-- Start MATERIALS PROVIDED --

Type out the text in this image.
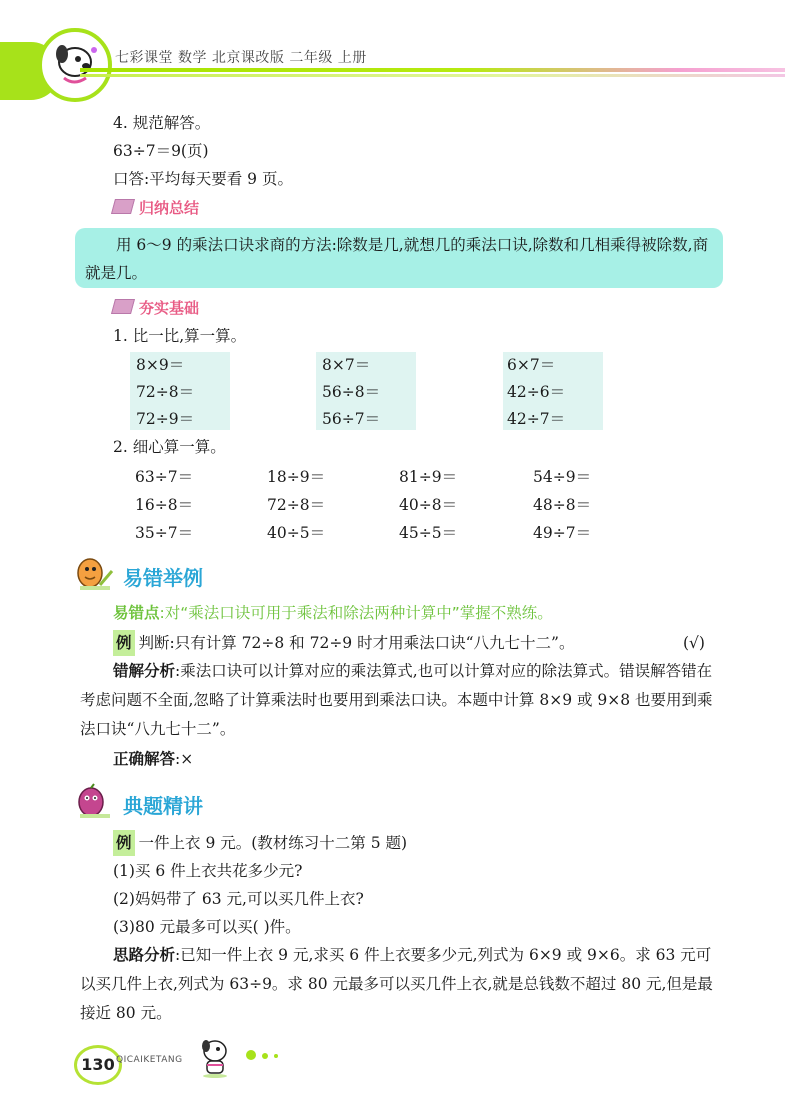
七彩课堂 数学 北京课改版 二年级 上册
4. 规范解答。
63÷7＝9(页)
口答:平均每天要看 9 页。
归纳总结
用 6～9 的乘法口诀求商的方法:除数是几,就想几的乘法口诀,除数和几相乘得被除数,商就是几。
夯实基础
1. 比一比,算一算。
8×9＝
72÷8＝
72÷9＝
8×7＝
56÷8＝
56÷7＝
6×7＝
42÷6＝
42÷7＝
2. 细心算一算。
63÷7＝	18÷9＝	81÷9＝	54÷9＝
16÷8＝	72÷8＝	40÷8＝	48÷8＝
35÷7＝	40÷5＝	45÷5＝	49÷7＝
易错举例
易错点:对“乘法口诀可用于乘法和除法两种计算中”掌握不熟练。
例 判断:只有计算 72÷8 和 72÷9 时才用乘法口诀“八九七十二”。	(√)
错解分析:乘法口诀可以计算对应的乘法算式,也可以计算对应的除法算式。错误解答错在考虑问题不全面,忽略了计算乘法时也要用到乘法口诀。本题中计算 8×9 或 9×8 也要用到乘法口诀“八九七十二”。
正确解答:×
典题精讲
例 一件上衣 9 元。(教材练习十二第 5 题)
(1)买 6 件上衣共花多少元?
(2)妈妈带了 63 元,可以买几件上衣?
(3)80 元最多可以买( )件。
思路分析:已知一件上衣 9 元,求买 6 件上衣要多少元,列式为 6×9 或 9×6。求 63 元可以买几件上衣,列式为 63÷9。求 80 元最多可以买几件上衣,就是总钱数不超过 80 元,但是最接近 80 元。
130 QICAIKETANG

-- End MATERIALS PROVIDED --

_WORK TO COMPLETE_. Write out all the entries exactly, except for the pictures.

_COMPLETE ANSWER_.
Type out the text in this image.
七彩课堂 数学 北京课改版 二年级 上册
4. 规范解答。
63÷7＝9(页)
口答:平均每天要看 9 页。
归纳总结
用 6～9 的乘法口诀求商的方法:除数是几,就想几的乘法口诀,除数和几相乘得被除数,商就是几。
夯实基础
1. 比一比,算一算。
8×9＝
72÷8＝
72÷9＝
8×7＝
56÷8＝
56÷7＝
6×7＝
42÷6＝
42÷7＝
2. 细心算一算。
63÷7＝	18÷9＝	81÷9＝	54÷9＝
16÷8＝	72÷8＝	40÷8＝	48÷8＝
35÷7＝	40÷5＝	45÷5＝	49÷7＝
易错举例
易错点:对“乘法口诀可用于乘法和除法两种计算中”掌握不熟练。
例 判断:只有计算 72÷8 和 72÷9 时才用乘法口诀“八九七十二”。	(√)
错解分析:乘法口诀可以计算对应的乘法算式,也可以计算对应的除法算式。错误解答错在考虑问题不全面,忽略了计算乘法时也要用到乘法口诀。本题中计算 8×9 或 9×8 也要用到乘法口诀“八九七十二”。
正确解答:×
典题精讲
例 一件上衣 9 元。(教材练习十二第 5 题)
(1)买 6 件上衣共花多少元?
(2)妈妈带了 63 元,可以买几件上衣?
(3)80 元最多可以买( )件。
思路分析:已知一件上衣 9 元,求买 6 件上衣要多少元,列式为 6×9 或 9×6。求 63 元可以买几件上衣,列式为 63÷9。求 80 元最多可以买几件上衣,就是总钱数不超过 80 元,但是最接近 80 元。
130 QICAIKETANG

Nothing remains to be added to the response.